**DATA FOR PROCESSING**:
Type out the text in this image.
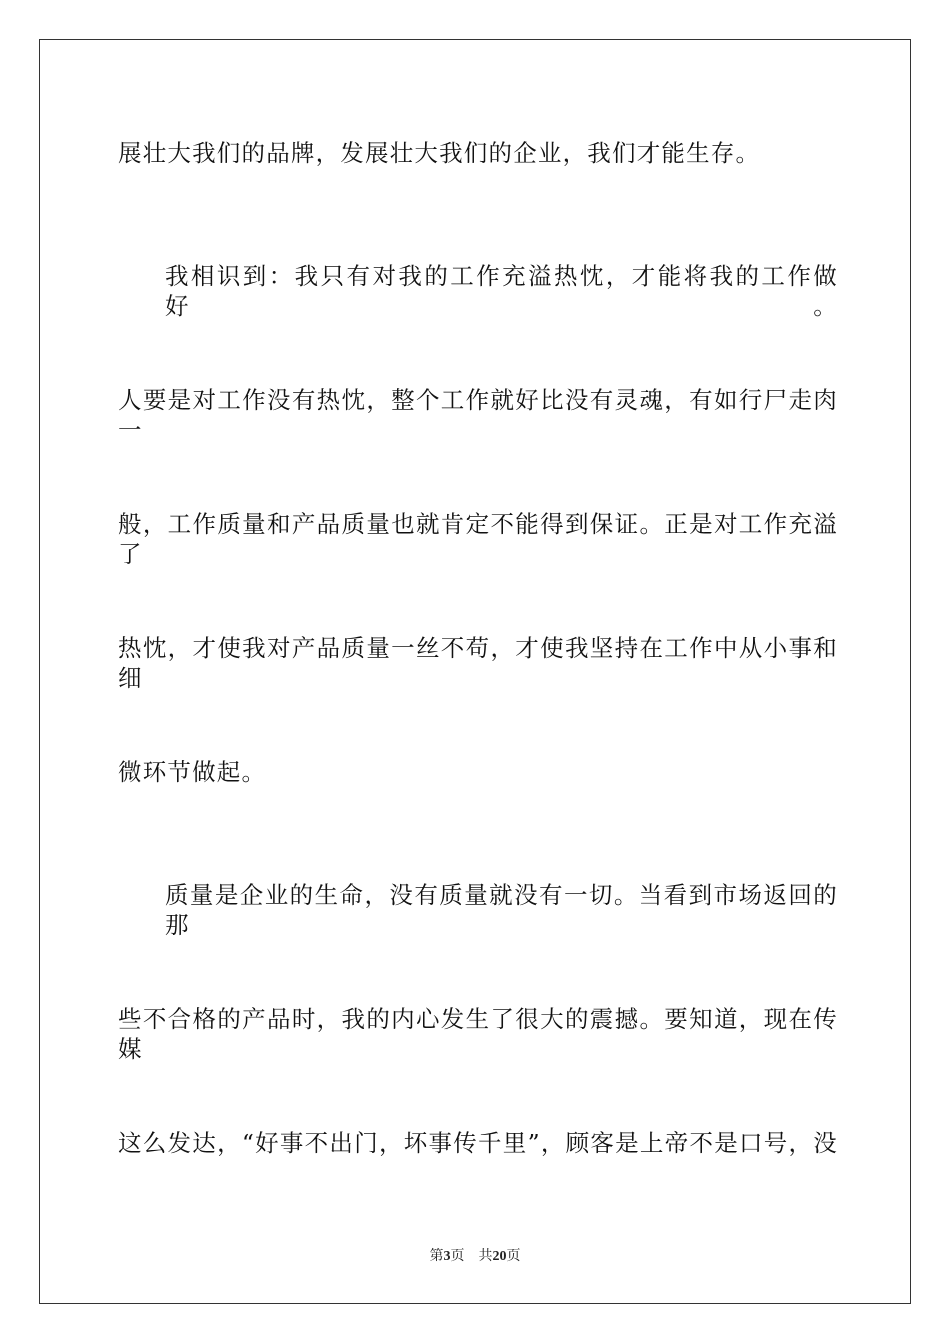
展壮大我们的品牌，发展壮大我们的企业，我们才能生存。
我相识到：我只有对我的工作充溢热忱，才能将我的工作做好。
人要是对工作没有热忱，整个工作就好比没有灵魂，有如行尸走肉一
般，工作质量和产品质量也就肯定不能得到保证。正是对工作充溢了
热忱，才使我对产品质量一丝不苟，才使我坚持在工作中从小事和细
微环节做起。
质量是企业的生命，没有质量就没有一切。当看到市场返回的那
些不合格的产品时，我的内心发生了很大的震撼。要知道，现在传媒
这么发达，“好事不出门，坏事传千里”，顾客是上帝不是口号，没
第3页 共20页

**TASK**: Write out the entries again, exactly as given, skipping any images.

**SOLUTION TO THE PROBLEM**:
Type out the text in this image.
展壮大我们的品牌，发展壮大我们的企业，我们才能生存。
我相识到：我只有对我的工作充溢热忱，才能将我的工作做好。
人要是对工作没有热忱，整个工作就好比没有灵魂，有如行尸走肉一
般，工作质量和产品质量也就肯定不能得到保证。正是对工作充溢了
热忱，才使我对产品质量一丝不苟，才使我坚持在工作中从小事和细
微环节做起。
质量是企业的生命，没有质量就没有一切。当看到市场返回的那
些不合格的产品时，我的内心发生了很大的震撼。要知道，现在传媒
这么发达，“好事不出门，坏事传千里”，顾客是上帝不是口号，没
第3页 共20页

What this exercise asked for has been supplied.